- **RECORDS FOR THE TASK**
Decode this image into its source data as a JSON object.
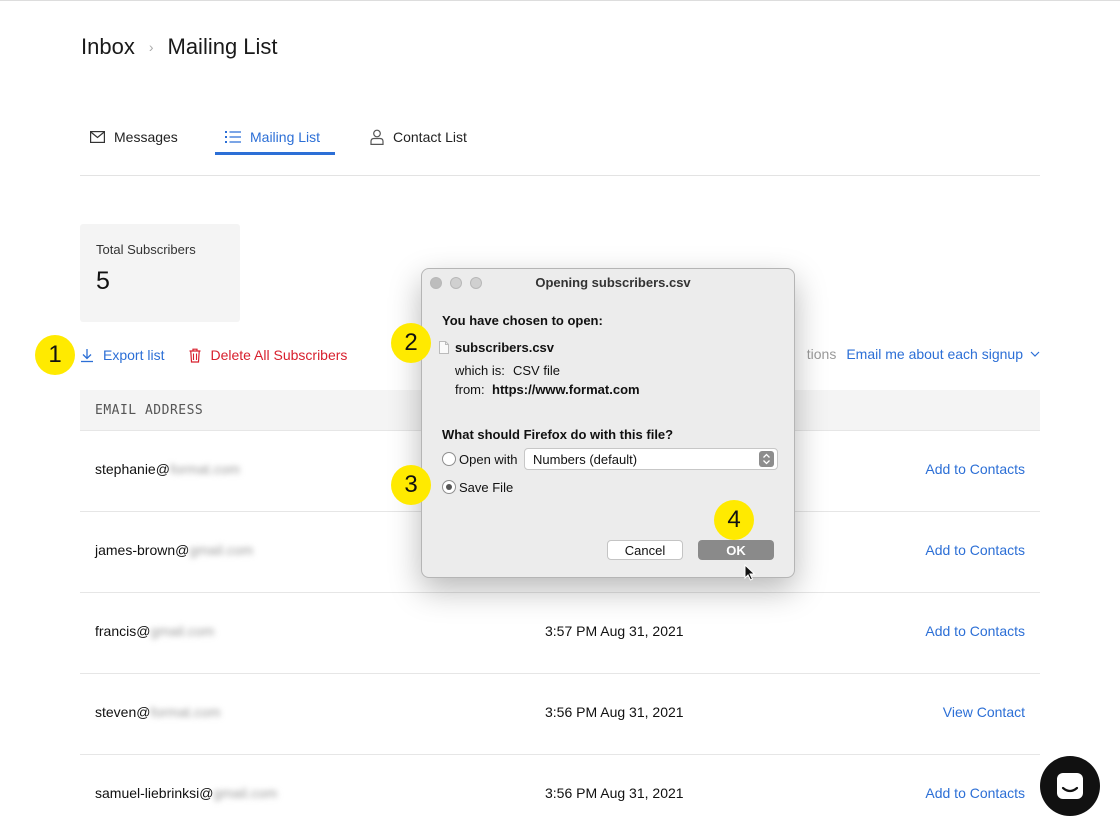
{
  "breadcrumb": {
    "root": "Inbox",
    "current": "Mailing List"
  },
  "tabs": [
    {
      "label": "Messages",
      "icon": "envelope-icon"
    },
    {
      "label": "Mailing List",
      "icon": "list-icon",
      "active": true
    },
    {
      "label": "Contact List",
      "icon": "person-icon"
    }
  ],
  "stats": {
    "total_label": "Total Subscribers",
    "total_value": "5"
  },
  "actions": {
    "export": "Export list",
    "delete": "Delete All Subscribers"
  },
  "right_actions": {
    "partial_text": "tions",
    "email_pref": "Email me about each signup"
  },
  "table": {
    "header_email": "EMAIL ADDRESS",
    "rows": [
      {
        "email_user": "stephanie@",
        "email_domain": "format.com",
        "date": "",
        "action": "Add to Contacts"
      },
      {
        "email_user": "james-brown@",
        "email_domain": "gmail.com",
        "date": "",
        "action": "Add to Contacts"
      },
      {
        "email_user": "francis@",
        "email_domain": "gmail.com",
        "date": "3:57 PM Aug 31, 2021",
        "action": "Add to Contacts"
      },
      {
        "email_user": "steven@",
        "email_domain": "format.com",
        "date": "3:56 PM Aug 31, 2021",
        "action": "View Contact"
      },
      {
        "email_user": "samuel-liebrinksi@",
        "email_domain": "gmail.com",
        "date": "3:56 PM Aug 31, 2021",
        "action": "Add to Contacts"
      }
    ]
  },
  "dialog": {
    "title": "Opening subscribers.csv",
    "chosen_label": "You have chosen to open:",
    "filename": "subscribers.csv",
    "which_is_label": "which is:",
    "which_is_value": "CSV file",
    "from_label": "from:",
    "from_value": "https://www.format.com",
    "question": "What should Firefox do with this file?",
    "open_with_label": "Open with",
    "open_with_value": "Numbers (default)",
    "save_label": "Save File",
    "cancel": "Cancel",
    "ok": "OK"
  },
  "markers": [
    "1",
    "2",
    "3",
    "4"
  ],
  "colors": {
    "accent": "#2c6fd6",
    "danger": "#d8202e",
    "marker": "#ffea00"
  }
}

- **PROBLEM TO SOLVE**
Copy the records above exactly. The pictures are not part of the copy.

- **RESPONSE TO THE TASK**
Decode this image into its source data as a JSON object.
{
  "breadcrumb": {
    "root": "Inbox",
    "current": "Mailing List"
  },
  "tabs": [
    {
      "label": "Messages",
      "icon": "envelope-icon"
    },
    {
      "label": "Mailing List",
      "icon": "list-icon",
      "active": true
    },
    {
      "label": "Contact List",
      "icon": "person-icon"
    }
  ],
  "stats": {
    "total_label": "Total Subscribers",
    "total_value": "5"
  },
  "actions": {
    "export": "Export list",
    "delete": "Delete All Subscribers"
  },
  "right_actions": {
    "partial_text": "tions",
    "email_pref": "Email me about each signup"
  },
  "table": {
    "header_email": "EMAIL ADDRESS",
    "rows": [
      {
        "email_user": "stephanie@",
        "email_domain": "format.com",
        "date": "",
        "action": "Add to Contacts"
      },
      {
        "email_user": "james-brown@",
        "email_domain": "gmail.com",
        "date": "",
        "action": "Add to Contacts"
      },
      {
        "email_user": "francis@",
        "email_domain": "gmail.com",
        "date": "3:57 PM Aug 31, 2021",
        "action": "Add to Contacts"
      },
      {
        "email_user": "steven@",
        "email_domain": "format.com",
        "date": "3:56 PM Aug 31, 2021",
        "action": "View Contact"
      },
      {
        "email_user": "samuel-liebrinksi@",
        "email_domain": "gmail.com",
        "date": "3:56 PM Aug 31, 2021",
        "action": "Add to Contacts"
      }
    ]
  },
  "dialog": {
    "title": "Opening subscribers.csv",
    "chosen_label": "You have chosen to open:",
    "filename": "subscribers.csv",
    "which_is_label": "which is:",
    "which_is_value": "CSV file",
    "from_label": "from:",
    "from_value": "https://www.format.com",
    "question": "What should Firefox do with this file?",
    "open_with_label": "Open with",
    "open_with_value": "Numbers (default)",
    "save_label": "Save File",
    "cancel": "Cancel",
    "ok": "OK"
  },
  "markers": [
    "1",
    "2",
    "3",
    "4"
  ],
  "colors": {
    "accent": "#2c6fd6",
    "danger": "#d8202e",
    "marker": "#ffea00"
  }
}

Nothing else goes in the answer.